**Goal**
Reproduce every item below verbatim, without changing a single character.

Records from a data collection
-*-
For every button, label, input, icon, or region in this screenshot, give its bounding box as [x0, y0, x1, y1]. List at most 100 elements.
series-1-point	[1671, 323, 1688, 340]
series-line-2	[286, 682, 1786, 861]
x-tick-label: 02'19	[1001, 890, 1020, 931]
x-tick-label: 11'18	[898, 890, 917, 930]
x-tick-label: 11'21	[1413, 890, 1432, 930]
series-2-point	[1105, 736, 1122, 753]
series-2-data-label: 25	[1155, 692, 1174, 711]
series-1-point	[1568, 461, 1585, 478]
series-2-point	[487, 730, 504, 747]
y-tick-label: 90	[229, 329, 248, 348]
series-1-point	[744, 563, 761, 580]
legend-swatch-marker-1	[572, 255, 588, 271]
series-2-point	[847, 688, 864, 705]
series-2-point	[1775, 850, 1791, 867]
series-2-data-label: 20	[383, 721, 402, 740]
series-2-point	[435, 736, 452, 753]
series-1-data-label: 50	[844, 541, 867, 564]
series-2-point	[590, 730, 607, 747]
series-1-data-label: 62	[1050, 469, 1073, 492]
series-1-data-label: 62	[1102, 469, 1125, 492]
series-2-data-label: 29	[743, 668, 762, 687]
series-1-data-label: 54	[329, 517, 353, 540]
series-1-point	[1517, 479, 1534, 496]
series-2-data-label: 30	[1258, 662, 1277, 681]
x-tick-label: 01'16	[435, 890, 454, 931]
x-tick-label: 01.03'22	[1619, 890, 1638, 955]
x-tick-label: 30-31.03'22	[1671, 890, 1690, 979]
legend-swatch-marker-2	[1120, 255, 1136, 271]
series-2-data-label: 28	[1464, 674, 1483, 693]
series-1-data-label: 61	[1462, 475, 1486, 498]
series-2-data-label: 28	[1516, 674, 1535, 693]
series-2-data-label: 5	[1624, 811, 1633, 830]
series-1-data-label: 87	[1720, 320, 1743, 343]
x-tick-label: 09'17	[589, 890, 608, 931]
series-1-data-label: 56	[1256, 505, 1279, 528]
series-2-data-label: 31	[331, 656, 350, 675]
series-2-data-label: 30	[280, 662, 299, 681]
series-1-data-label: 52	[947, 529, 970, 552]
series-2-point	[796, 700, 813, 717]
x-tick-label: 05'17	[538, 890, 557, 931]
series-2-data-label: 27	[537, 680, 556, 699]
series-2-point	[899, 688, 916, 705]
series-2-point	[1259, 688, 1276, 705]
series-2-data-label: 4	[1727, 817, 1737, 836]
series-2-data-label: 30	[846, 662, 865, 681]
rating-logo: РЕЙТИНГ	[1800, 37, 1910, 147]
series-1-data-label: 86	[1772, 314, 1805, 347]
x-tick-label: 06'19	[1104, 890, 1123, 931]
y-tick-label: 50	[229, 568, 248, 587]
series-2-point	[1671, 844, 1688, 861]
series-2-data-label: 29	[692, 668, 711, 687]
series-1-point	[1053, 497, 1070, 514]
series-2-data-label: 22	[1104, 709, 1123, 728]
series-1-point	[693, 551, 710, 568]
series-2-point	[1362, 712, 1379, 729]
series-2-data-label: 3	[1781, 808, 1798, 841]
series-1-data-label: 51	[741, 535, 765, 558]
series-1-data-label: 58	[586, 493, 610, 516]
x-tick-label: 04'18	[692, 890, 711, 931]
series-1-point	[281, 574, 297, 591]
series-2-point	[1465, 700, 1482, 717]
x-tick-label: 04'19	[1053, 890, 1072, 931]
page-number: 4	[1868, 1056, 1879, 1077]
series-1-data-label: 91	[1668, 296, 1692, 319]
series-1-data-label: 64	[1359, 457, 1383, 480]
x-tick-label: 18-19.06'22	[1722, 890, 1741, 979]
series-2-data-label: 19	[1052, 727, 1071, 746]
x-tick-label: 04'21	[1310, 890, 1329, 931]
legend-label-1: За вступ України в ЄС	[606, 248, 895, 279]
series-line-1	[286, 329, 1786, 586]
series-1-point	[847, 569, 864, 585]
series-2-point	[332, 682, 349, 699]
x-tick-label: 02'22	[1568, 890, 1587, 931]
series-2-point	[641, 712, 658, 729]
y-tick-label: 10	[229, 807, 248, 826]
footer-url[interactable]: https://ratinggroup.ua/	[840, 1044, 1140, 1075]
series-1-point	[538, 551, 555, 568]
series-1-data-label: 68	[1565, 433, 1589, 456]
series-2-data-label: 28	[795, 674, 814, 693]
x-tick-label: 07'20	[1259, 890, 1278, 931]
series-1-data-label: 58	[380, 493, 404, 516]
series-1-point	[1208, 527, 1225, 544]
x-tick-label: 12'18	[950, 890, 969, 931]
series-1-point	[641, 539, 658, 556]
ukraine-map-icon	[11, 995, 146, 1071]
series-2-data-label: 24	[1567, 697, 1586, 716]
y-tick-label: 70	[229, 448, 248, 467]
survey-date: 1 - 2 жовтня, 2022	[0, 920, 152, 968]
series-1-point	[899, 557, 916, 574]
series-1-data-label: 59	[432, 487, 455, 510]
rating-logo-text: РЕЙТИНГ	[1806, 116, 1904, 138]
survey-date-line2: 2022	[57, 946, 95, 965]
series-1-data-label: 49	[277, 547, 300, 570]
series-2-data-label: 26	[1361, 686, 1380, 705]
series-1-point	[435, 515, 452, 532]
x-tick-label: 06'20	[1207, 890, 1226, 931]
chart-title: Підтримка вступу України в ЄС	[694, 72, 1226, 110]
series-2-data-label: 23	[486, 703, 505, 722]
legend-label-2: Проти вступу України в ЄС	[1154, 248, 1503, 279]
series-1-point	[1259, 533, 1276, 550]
-*-
**Output of the task**
For every button, label, input, icon, or region in this screenshot, give its bounding box as [x0, y0, x1, y1]. List at most 100 elements.
series-1-point	[1671, 323, 1688, 340]
series-line-2	[286, 682, 1786, 861]
x-tick-label: 02'19	[1001, 890, 1020, 931]
x-tick-label: 11'18	[898, 890, 917, 930]
x-tick-label: 11'21	[1413, 890, 1432, 930]
series-2-point	[1105, 736, 1122, 753]
series-2-data-label: 25	[1155, 692, 1174, 711]
series-1-point	[1568, 461, 1585, 478]
series-2-point	[487, 730, 504, 747]
y-tick-label: 90	[229, 329, 248, 348]
series-1-point	[744, 563, 761, 580]
legend-swatch-marker-1	[572, 255, 588, 271]
series-2-point	[847, 688, 864, 705]
series-2-point	[1775, 850, 1791, 867]
series-2-data-label: 20	[383, 721, 402, 740]
series-2-point	[435, 736, 452, 753]
series-1-data-label: 50	[844, 541, 867, 564]
series-2-point	[590, 730, 607, 747]
series-1-data-label: 62	[1050, 469, 1073, 492]
series-1-data-label: 62	[1102, 469, 1125, 492]
series-2-data-label: 29	[743, 668, 762, 687]
series-1-data-label: 54	[329, 517, 353, 540]
series-1-point	[1517, 479, 1534, 496]
series-2-data-label: 30	[1258, 662, 1277, 681]
x-tick-label: 01'16	[435, 890, 454, 931]
x-tick-label: 01.03'22	[1619, 890, 1638, 955]
x-tick-label: 30-31.03'22	[1671, 890, 1690, 979]
legend-swatch-marker-2	[1120, 255, 1136, 271]
series-2-data-label: 28	[1464, 674, 1483, 693]
series-1-data-label: 61	[1462, 475, 1486, 498]
series-2-data-label: 28	[1516, 674, 1535, 693]
series-2-data-label: 5	[1624, 811, 1633, 830]
series-1-data-label: 87	[1720, 320, 1743, 343]
x-tick-label: 09'17	[589, 890, 608, 931]
series-1-data-label: 56	[1256, 505, 1279, 528]
series-2-data-label: 31	[331, 656, 350, 675]
series-2-data-label: 30	[280, 662, 299, 681]
series-1-data-label: 52	[947, 529, 970, 552]
series-2-point	[796, 700, 813, 717]
x-tick-label: 05'17	[538, 890, 557, 931]
series-2-data-label: 27	[537, 680, 556, 699]
series-2-point	[899, 688, 916, 705]
series-2-point	[1259, 688, 1276, 705]
series-2-data-label: 4	[1727, 817, 1737, 836]
series-2-data-label: 30	[846, 662, 865, 681]
rating-logo: РЕЙТИНГ	[1800, 37, 1910, 147]
series-1-data-label: 86	[1772, 314, 1805, 347]
x-tick-label: 06'19	[1104, 890, 1123, 931]
y-tick-label: 50	[229, 568, 248, 587]
series-2-point	[1671, 844, 1688, 861]
series-2-data-label: 29	[692, 668, 711, 687]
series-1-point	[1053, 497, 1070, 514]
series-2-data-label: 22	[1104, 709, 1123, 728]
series-1-point	[693, 551, 710, 568]
series-2-point	[1362, 712, 1379, 729]
series-2-data-label: 3	[1781, 808, 1798, 841]
series-1-data-label: 51	[741, 535, 765, 558]
series-1-data-label: 58	[586, 493, 610, 516]
x-tick-label: 04'18	[692, 890, 711, 931]
series-1-point	[281, 574, 297, 591]
series-2-point	[1465, 700, 1482, 717]
x-tick-label: 04'19	[1053, 890, 1072, 931]
page-number: 4	[1868, 1056, 1879, 1077]
series-1-data-label: 91	[1668, 296, 1692, 319]
series-1-data-label: 64	[1359, 457, 1383, 480]
x-tick-label: 18-19.06'22	[1722, 890, 1741, 979]
series-2-data-label: 19	[1052, 727, 1071, 746]
x-tick-label: 04'21	[1310, 890, 1329, 931]
legend-label-1: За вступ України в ЄС	[606, 248, 895, 279]
series-line-1	[286, 329, 1786, 586]
series-1-point	[847, 569, 864, 585]
series-2-point	[332, 682, 349, 699]
x-tick-label: 02'22	[1568, 890, 1587, 931]
series-2-point	[641, 712, 658, 729]
y-tick-label: 10	[229, 807, 248, 826]
footer-url[interactable]: https://ratinggroup.ua/	[840, 1044, 1140, 1075]
series-1-point	[538, 551, 555, 568]
series-1-data-label: 68	[1565, 433, 1589, 456]
series-2-data-label: 28	[795, 674, 814, 693]
x-tick-label: 07'20	[1259, 890, 1278, 931]
series-1-data-label: 58	[380, 493, 404, 516]
series-1-point	[1208, 527, 1225, 544]
x-tick-label: 12'18	[950, 890, 969, 931]
series-1-point	[641, 539, 658, 556]
ukraine-map-icon	[11, 995, 146, 1071]
series-2-data-label: 24	[1567, 697, 1586, 716]
y-tick-label: 70	[229, 448, 248, 467]
survey-date: 1 - 2 жовтня, 2022	[0, 920, 152, 968]
series-1-point	[899, 557, 916, 574]
series-1-data-label: 59	[432, 487, 455, 510]
rating-logo-text: РЕЙТИНГ	[1806, 116, 1904, 138]
survey-date-line2: 2022	[57, 946, 95, 965]
series-1-data-label: 49	[277, 547, 300, 570]
series-2-data-label: 26	[1361, 686, 1380, 705]
series-1-point	[435, 515, 452, 532]
x-tick-label: 06'20	[1207, 890, 1226, 931]
chart-title: Підтримка вступу України в ЄС	[694, 72, 1226, 110]
series-2-data-label: 23	[486, 703, 505, 722]
legend-label-2: Проти вступу України в ЄС	[1154, 248, 1503, 279]
series-1-point	[1259, 533, 1276, 550]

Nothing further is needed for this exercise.